==== Records supplied

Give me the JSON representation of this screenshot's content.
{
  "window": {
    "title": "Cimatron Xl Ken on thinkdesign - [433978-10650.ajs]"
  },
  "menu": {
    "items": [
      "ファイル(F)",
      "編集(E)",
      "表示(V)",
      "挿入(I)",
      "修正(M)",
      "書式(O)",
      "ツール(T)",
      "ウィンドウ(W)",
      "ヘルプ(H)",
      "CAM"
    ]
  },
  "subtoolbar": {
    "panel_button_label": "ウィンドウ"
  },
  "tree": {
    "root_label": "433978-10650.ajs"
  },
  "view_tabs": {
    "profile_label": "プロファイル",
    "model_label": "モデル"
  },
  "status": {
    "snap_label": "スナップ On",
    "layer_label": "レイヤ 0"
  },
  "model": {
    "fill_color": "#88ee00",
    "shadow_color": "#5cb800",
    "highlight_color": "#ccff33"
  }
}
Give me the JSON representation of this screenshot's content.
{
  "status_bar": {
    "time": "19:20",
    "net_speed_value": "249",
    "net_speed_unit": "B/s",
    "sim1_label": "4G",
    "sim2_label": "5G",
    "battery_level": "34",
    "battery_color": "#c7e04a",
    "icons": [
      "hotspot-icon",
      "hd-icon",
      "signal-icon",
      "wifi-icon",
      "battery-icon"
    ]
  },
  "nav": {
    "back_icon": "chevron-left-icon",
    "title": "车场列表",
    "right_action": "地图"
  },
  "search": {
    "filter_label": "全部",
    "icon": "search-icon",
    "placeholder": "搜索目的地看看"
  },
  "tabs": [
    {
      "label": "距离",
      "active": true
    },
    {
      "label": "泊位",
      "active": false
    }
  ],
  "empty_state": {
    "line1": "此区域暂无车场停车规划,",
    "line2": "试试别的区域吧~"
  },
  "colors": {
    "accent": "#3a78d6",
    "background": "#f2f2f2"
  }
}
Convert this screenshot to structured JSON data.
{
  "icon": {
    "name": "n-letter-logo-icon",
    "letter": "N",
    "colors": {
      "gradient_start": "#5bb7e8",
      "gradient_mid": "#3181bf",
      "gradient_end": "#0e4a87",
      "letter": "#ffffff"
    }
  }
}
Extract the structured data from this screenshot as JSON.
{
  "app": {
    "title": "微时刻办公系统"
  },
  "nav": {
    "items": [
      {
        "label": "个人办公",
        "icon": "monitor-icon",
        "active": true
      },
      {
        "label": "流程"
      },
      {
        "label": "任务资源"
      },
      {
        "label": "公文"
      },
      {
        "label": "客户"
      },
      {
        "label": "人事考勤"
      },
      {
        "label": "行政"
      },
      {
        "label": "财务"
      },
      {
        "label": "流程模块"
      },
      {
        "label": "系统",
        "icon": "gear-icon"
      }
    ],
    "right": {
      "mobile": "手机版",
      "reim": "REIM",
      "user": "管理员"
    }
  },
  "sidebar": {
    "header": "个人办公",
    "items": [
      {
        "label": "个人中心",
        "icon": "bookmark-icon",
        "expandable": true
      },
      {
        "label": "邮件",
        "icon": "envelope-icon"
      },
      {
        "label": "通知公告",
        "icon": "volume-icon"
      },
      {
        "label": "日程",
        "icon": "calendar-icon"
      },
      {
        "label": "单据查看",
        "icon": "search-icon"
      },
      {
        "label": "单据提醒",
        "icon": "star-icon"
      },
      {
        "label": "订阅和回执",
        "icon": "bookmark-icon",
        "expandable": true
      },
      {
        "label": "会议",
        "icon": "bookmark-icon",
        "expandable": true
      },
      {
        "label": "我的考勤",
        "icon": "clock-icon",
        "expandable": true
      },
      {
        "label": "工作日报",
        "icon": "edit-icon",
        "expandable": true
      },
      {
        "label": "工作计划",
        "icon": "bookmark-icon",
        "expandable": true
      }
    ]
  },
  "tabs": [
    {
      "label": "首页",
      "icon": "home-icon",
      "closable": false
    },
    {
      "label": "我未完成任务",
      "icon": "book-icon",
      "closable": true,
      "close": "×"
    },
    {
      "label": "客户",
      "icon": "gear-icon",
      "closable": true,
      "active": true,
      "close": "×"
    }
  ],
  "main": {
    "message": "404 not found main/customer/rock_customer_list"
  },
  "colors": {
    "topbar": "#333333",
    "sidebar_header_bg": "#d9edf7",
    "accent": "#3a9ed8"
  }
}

========

» **What the exercise asks**: Give a word-for-word copy of the records.

» **Result of the task**:
Give me the JSON representation of this screenshot's content.
{
  "window": {
    "title": "Cimatron Xl Ken on thinkdesign - [433978-10650.ajs]"
  },
  "menu": {
    "items": [
      "ファイル(F)",
      "編集(E)",
      "表示(V)",
      "挿入(I)",
      "修正(M)",
      "書式(O)",
      "ツール(T)",
      "ウィンドウ(W)",
      "ヘルプ(H)",
      "CAM"
    ]
  },
  "subtoolbar": {
    "panel_button_label": "ウィンドウ"
  },
  "tree": {
    "root_label": "433978-10650.ajs"
  },
  "view_tabs": {
    "profile_label": "プロファイル",
    "model_label": "モデル"
  },
  "status": {
    "snap_label": "スナップ On",
    "layer_label": "レイヤ 0"
  },
  "model": {
    "fill_color": "#88ee00",
    "shadow_color": "#5cb800",
    "highlight_color": "#ccff33"
  }
}
Give me the JSON representation of this screenshot's content.
{
  "status_bar": {
    "time": "19:20",
    "net_speed_value": "249",
    "net_speed_unit": "B/s",
    "sim1_label": "4G",
    "sim2_label": "5G",
    "battery_level": "34",
    "battery_color": "#c7e04a",
    "icons": [
      "hotspot-icon",
      "hd-icon",
      "signal-icon",
      "wifi-icon",
      "battery-icon"
    ]
  },
  "nav": {
    "back_icon": "chevron-left-icon",
    "title": "车场列表",
    "right_action": "地图"
  },
  "search": {
    "filter_label": "全部",
    "icon": "search-icon",
    "placeholder": "搜索目的地看看"
  },
  "tabs": [
    {
      "label": "距离",
      "active": true
    },
    {
      "label": "泊位",
      "active": false
    }
  ],
  "empty_state": {
    "line1": "此区域暂无车场停车规划,",
    "line2": "试试别的区域吧~"
  },
  "colors": {
    "accent": "#3a78d6",
    "background": "#f2f2f2"
  }
}
Convert this screenshot to structured JSON data.
{
  "icon": {
    "name": "n-letter-logo-icon",
    "letter": "N",
    "colors": {
      "gradient_start": "#5bb7e8",
      "gradient_mid": "#3181bf",
      "gradient_end": "#0e4a87",
      "letter": "#ffffff"
    }
  }
}
Extract the structured data from this screenshot as JSON.
{
  "app": {
    "title": "微时刻办公系统"
  },
  "nav": {
    "items": [
      {
        "label": "个人办公",
        "icon": "monitor-icon",
        "active": true
      },
      {
        "label": "流程"
      },
      {
        "label": "任务资源"
      },
      {
        "label": "公文"
      },
      {
        "label": "客户"
      },
      {
        "label": "人事考勤"
      },
      {
        "label": "行政"
      },
      {
        "label": "财务"
      },
      {
        "label": "流程模块"
      },
      {
        "label": "系统",
        "icon": "gear-icon"
      }
    ],
    "right": {
      "mobile": "手机版",
      "reim": "REIM",
      "user": "管理员"
    }
  },
  "sidebar": {
    "header": "个人办公",
    "items": [
      {
        "label": "个人中心",
        "icon": "bookmark-icon",
        "expandable": true
      },
      {
        "label": "邮件",
        "icon": "envelope-icon"
      },
      {
        "label": "通知公告",
        "icon": "volume-icon"
      },
      {
        "label": "日程",
        "icon": "calendar-icon"
      },
      {
        "label": "单据查看",
        "icon": "search-icon"
      },
      {
        "label": "单据提醒",
        "icon": "star-icon"
      },
      {
        "label": "订阅和回执",
        "icon": "bookmark-icon",
        "expandable": true
      },
      {
        "label": "会议",
        "icon": "bookmark-icon",
        "expandable": true
      },
      {
        "label": "我的考勤",
        "icon": "clock-icon",
        "expandable": true
      },
      {
        "label": "工作日报",
        "icon": "edit-icon",
        "expandable": true
      },
      {
        "label": "工作计划",
        "icon": "bookmark-icon",
        "expandable": true
      }
    ]
  },
  "tabs": [
    {
      "label": "首页",
      "icon": "home-icon",
      "closable": false
    },
    {
      "label": "我未完成任务",
      "icon": "book-icon",
      "closable": true,
      "close": "×"
    },
    {
      "label": "客户",
      "icon": "gear-icon",
      "closable": true,
      "active": true,
      "close": "×"
    }
  ],
  "main": {
    "message": "404 not found main/customer/rock_customer_list"
  },
  "colors": {
    "topbar": "#333333",
    "sidebar_header_bg": "#d9edf7",
    "accent": "#3a9ed8"
  }
}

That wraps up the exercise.